• [Challenge]: Extract the records below word for word and ignore the images.

• [Recorded information]:
════════════════
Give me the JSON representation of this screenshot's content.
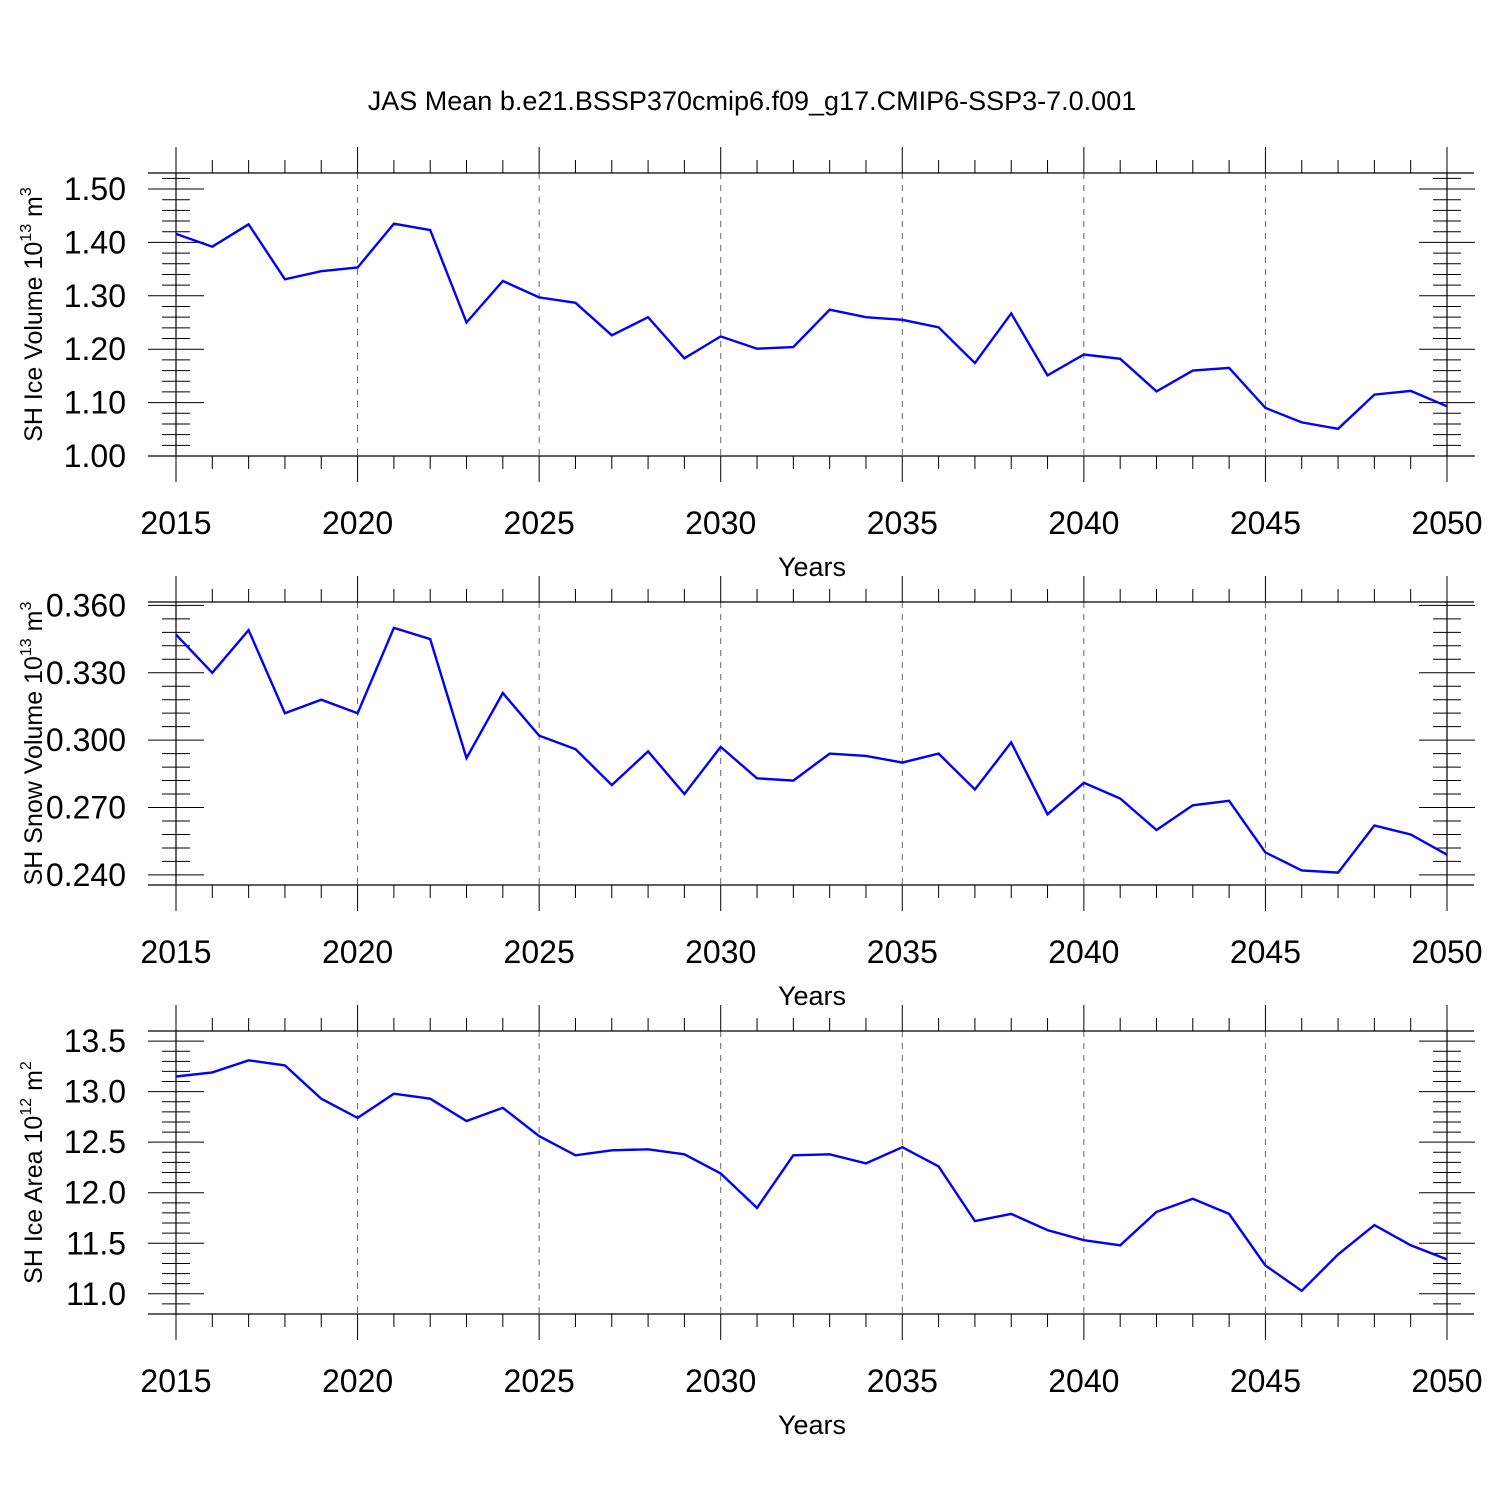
{
  "chart_data": {
    "title": "JAS Mean b.e21.BSSP370cmip6.f09_g17.CMIP6-SSP3-7.0.001",
    "colors": {
      "line": "#0000ff",
      "axes": "#000000",
      "grid": "#666666"
    },
    "panels": [
      {
        "type": "line",
        "xlabel": "Years",
        "ylabel": {
          "text": "SH Ice Volume 10",
          "sup": "13",
          "unit": " m",
          "unit_sup": "3"
        },
        "xlim": [
          2015,
          2050
        ],
        "ylim": [
          1.0,
          1.53
        ],
        "xticks": [
          2015,
          2020,
          2025,
          2030,
          2035,
          2040,
          2045,
          2050
        ],
        "yticks": [
          1.0,
          1.1,
          1.2,
          1.3,
          1.4,
          1.5
        ],
        "ytick_labels": [
          "1.00",
          "1.10",
          "1.20",
          "1.30",
          "1.40",
          "1.50"
        ],
        "grid": "x-dashed",
        "series": [
          {
            "x": [
              2015,
              2016,
              2017,
              2018,
              2019,
              2020,
              2021,
              2022,
              2023,
              2024,
              2025,
              2026,
              2027,
              2028,
              2029,
              2030,
              2031,
              2032,
              2033,
              2034,
              2035,
              2036,
              2037,
              2038,
              2039,
              2040,
              2041,
              2042,
              2043,
              2044,
              2045,
              2046,
              2047,
              2048,
              2049,
              2050
            ],
            "y": [
              1.416,
              1.392,
              1.434,
              1.331,
              1.346,
              1.353,
              1.435,
              1.423,
              1.25,
              1.328,
              1.297,
              1.287,
              1.226,
              1.26,
              1.183,
              1.224,
              1.201,
              1.204,
              1.274,
              1.26,
              1.255,
              1.241,
              1.174,
              1.267,
              1.151,
              1.19,
              1.182,
              1.121,
              1.16,
              1.165,
              1.09,
              1.063,
              1.051,
              1.115,
              1.122,
              1.093
            ]
          }
        ]
      },
      {
        "type": "line",
        "xlabel": "Years",
        "ylabel": {
          "text": "SH Snow Volume 10",
          "sup": "13",
          "unit": " m",
          "unit_sup": "3"
        },
        "xlim": [
          2015,
          2050
        ],
        "ylim": [
          0.2355,
          0.3615
        ],
        "xticks": [
          2015,
          2020,
          2025,
          2030,
          2035,
          2040,
          2045,
          2050
        ],
        "yticks": [
          0.24,
          0.27,
          0.3,
          0.33,
          0.36
        ],
        "ytick_labels": [
          "0.240",
          "0.270",
          "0.300",
          "0.330",
          "0.360"
        ],
        "grid": "x-dashed",
        "series": [
          {
            "x": [
              2015,
              2016,
              2017,
              2018,
              2019,
              2020,
              2021,
              2022,
              2023,
              2024,
              2025,
              2026,
              2027,
              2028,
              2029,
              2030,
              2031,
              2032,
              2033,
              2034,
              2035,
              2036,
              2037,
              2038,
              2039,
              2040,
              2041,
              2042,
              2043,
              2044,
              2045,
              2046,
              2047,
              2048,
              2049,
              2050
            ],
            "y": [
              0.347,
              0.33,
              0.349,
              0.312,
              0.318,
              0.312,
              0.35,
              0.345,
              0.292,
              0.321,
              0.302,
              0.296,
              0.28,
              0.295,
              0.276,
              0.297,
              0.283,
              0.282,
              0.294,
              0.293,
              0.29,
              0.294,
              0.278,
              0.299,
              0.267,
              0.281,
              0.274,
              0.26,
              0.271,
              0.273,
              0.25,
              0.242,
              0.241,
              0.262,
              0.258,
              0.249
            ]
          }
        ]
      },
      {
        "type": "line",
        "xlabel": "Years",
        "ylabel": {
          "text": "SH Ice Area 10",
          "sup": "12",
          "unit": " m",
          "unit_sup": "2"
        },
        "xlim": [
          2015,
          2050
        ],
        "ylim": [
          10.8,
          13.6
        ],
        "xticks": [
          2015,
          2020,
          2025,
          2030,
          2035,
          2040,
          2045,
          2050
        ],
        "yticks": [
          11.0,
          11.5,
          12.0,
          12.5,
          13.0,
          13.5
        ],
        "ytick_labels": [
          "11.0",
          "11.5",
          "12.0",
          "12.5",
          "13.0",
          "13.5"
        ],
        "grid": "x-dashed",
        "series": [
          {
            "x": [
              2015,
              2016,
              2017,
              2018,
              2019,
              2020,
              2021,
              2022,
              2023,
              2024,
              2025,
              2026,
              2027,
              2028,
              2029,
              2030,
              2031,
              2032,
              2033,
              2034,
              2035,
              2036,
              2037,
              2038,
              2039,
              2040,
              2041,
              2042,
              2043,
              2044,
              2045,
              2046,
              2047,
              2048,
              2049,
              2050
            ],
            "y": [
              13.15,
              13.19,
              13.31,
              13.26,
              12.93,
              12.74,
              12.98,
              12.93,
              12.71,
              12.84,
              12.56,
              12.37,
              12.42,
              12.43,
              12.38,
              12.19,
              11.85,
              12.37,
              12.38,
              12.29,
              12.45,
              12.26,
              11.72,
              11.79,
              11.63,
              11.53,
              11.48,
              11.81,
              11.94,
              11.79,
              11.28,
              11.03,
              11.39,
              11.68,
              11.48,
              11.34
            ]
          }
        ]
      }
    ]
  }
}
════════════════
• [Task output]:
Give me the JSON representation of this screenshot's content.
{
  "chart_data": {
    "title": "JAS Mean b.e21.BSSP370cmip6.f09_g17.CMIP6-SSP3-7.0.001",
    "colors": {
      "line": "#0000ff",
      "axes": "#000000",
      "grid": "#666666"
    },
    "panels": [
      {
        "type": "line",
        "xlabel": "Years",
        "ylabel": {
          "text": "SH Ice Volume 10",
          "sup": "13",
          "unit": " m",
          "unit_sup": "3"
        },
        "xlim": [
          2015,
          2050
        ],
        "ylim": [
          1.0,
          1.53
        ],
        "xticks": [
          2015,
          2020,
          2025,
          2030,
          2035,
          2040,
          2045,
          2050
        ],
        "yticks": [
          1.0,
          1.1,
          1.2,
          1.3,
          1.4,
          1.5
        ],
        "ytick_labels": [
          "1.00",
          "1.10",
          "1.20",
          "1.30",
          "1.40",
          "1.50"
        ],
        "grid": "x-dashed",
        "series": [
          {
            "x": [
              2015,
              2016,
              2017,
              2018,
              2019,
              2020,
              2021,
              2022,
              2023,
              2024,
              2025,
              2026,
              2027,
              2028,
              2029,
              2030,
              2031,
              2032,
              2033,
              2034,
              2035,
              2036,
              2037,
              2038,
              2039,
              2040,
              2041,
              2042,
              2043,
              2044,
              2045,
              2046,
              2047,
              2048,
              2049,
              2050
            ],
            "y": [
              1.416,
              1.392,
              1.434,
              1.331,
              1.346,
              1.353,
              1.435,
              1.423,
              1.25,
              1.328,
              1.297,
              1.287,
              1.226,
              1.26,
              1.183,
              1.224,
              1.201,
              1.204,
              1.274,
              1.26,
              1.255,
              1.241,
              1.174,
              1.267,
              1.151,
              1.19,
              1.182,
              1.121,
              1.16,
              1.165,
              1.09,
              1.063,
              1.051,
              1.115,
              1.122,
              1.093
            ]
          }
        ]
      },
      {
        "type": "line",
        "xlabel": "Years",
        "ylabel": {
          "text": "SH Snow Volume 10",
          "sup": "13",
          "unit": " m",
          "unit_sup": "3"
        },
        "xlim": [
          2015,
          2050
        ],
        "ylim": [
          0.2355,
          0.3615
        ],
        "xticks": [
          2015,
          2020,
          2025,
          2030,
          2035,
          2040,
          2045,
          2050
        ],
        "yticks": [
          0.24,
          0.27,
          0.3,
          0.33,
          0.36
        ],
        "ytick_labels": [
          "0.240",
          "0.270",
          "0.300",
          "0.330",
          "0.360"
        ],
        "grid": "x-dashed",
        "series": [
          {
            "x": [
              2015,
              2016,
              2017,
              2018,
              2019,
              2020,
              2021,
              2022,
              2023,
              2024,
              2025,
              2026,
              2027,
              2028,
              2029,
              2030,
              2031,
              2032,
              2033,
              2034,
              2035,
              2036,
              2037,
              2038,
              2039,
              2040,
              2041,
              2042,
              2043,
              2044,
              2045,
              2046,
              2047,
              2048,
              2049,
              2050
            ],
            "y": [
              0.347,
              0.33,
              0.349,
              0.312,
              0.318,
              0.312,
              0.35,
              0.345,
              0.292,
              0.321,
              0.302,
              0.296,
              0.28,
              0.295,
              0.276,
              0.297,
              0.283,
              0.282,
              0.294,
              0.293,
              0.29,
              0.294,
              0.278,
              0.299,
              0.267,
              0.281,
              0.274,
              0.26,
              0.271,
              0.273,
              0.25,
              0.242,
              0.241,
              0.262,
              0.258,
              0.249
            ]
          }
        ]
      },
      {
        "type": "line",
        "xlabel": "Years",
        "ylabel": {
          "text": "SH Ice Area 10",
          "sup": "12",
          "unit": " m",
          "unit_sup": "2"
        },
        "xlim": [
          2015,
          2050
        ],
        "ylim": [
          10.8,
          13.6
        ],
        "xticks": [
          2015,
          2020,
          2025,
          2030,
          2035,
          2040,
          2045,
          2050
        ],
        "yticks": [
          11.0,
          11.5,
          12.0,
          12.5,
          13.0,
          13.5
        ],
        "ytick_labels": [
          "11.0",
          "11.5",
          "12.0",
          "12.5",
          "13.0",
          "13.5"
        ],
        "grid": "x-dashed",
        "series": [
          {
            "x": [
              2015,
              2016,
              2017,
              2018,
              2019,
              2020,
              2021,
              2022,
              2023,
              2024,
              2025,
              2026,
              2027,
              2028,
              2029,
              2030,
              2031,
              2032,
              2033,
              2034,
              2035,
              2036,
              2037,
              2038,
              2039,
              2040,
              2041,
              2042,
              2043,
              2044,
              2045,
              2046,
              2047,
              2048,
              2049,
              2050
            ],
            "y": [
              13.15,
              13.19,
              13.31,
              13.26,
              12.93,
              12.74,
              12.98,
              12.93,
              12.71,
              12.84,
              12.56,
              12.37,
              12.42,
              12.43,
              12.38,
              12.19,
              11.85,
              12.37,
              12.38,
              12.29,
              12.45,
              12.26,
              11.72,
              11.79,
              11.63,
              11.53,
              11.48,
              11.81,
              11.94,
              11.79,
              11.28,
              11.03,
              11.39,
              11.68,
              11.48,
              11.34
            ]
          }
        ]
      }
    ]
  }
}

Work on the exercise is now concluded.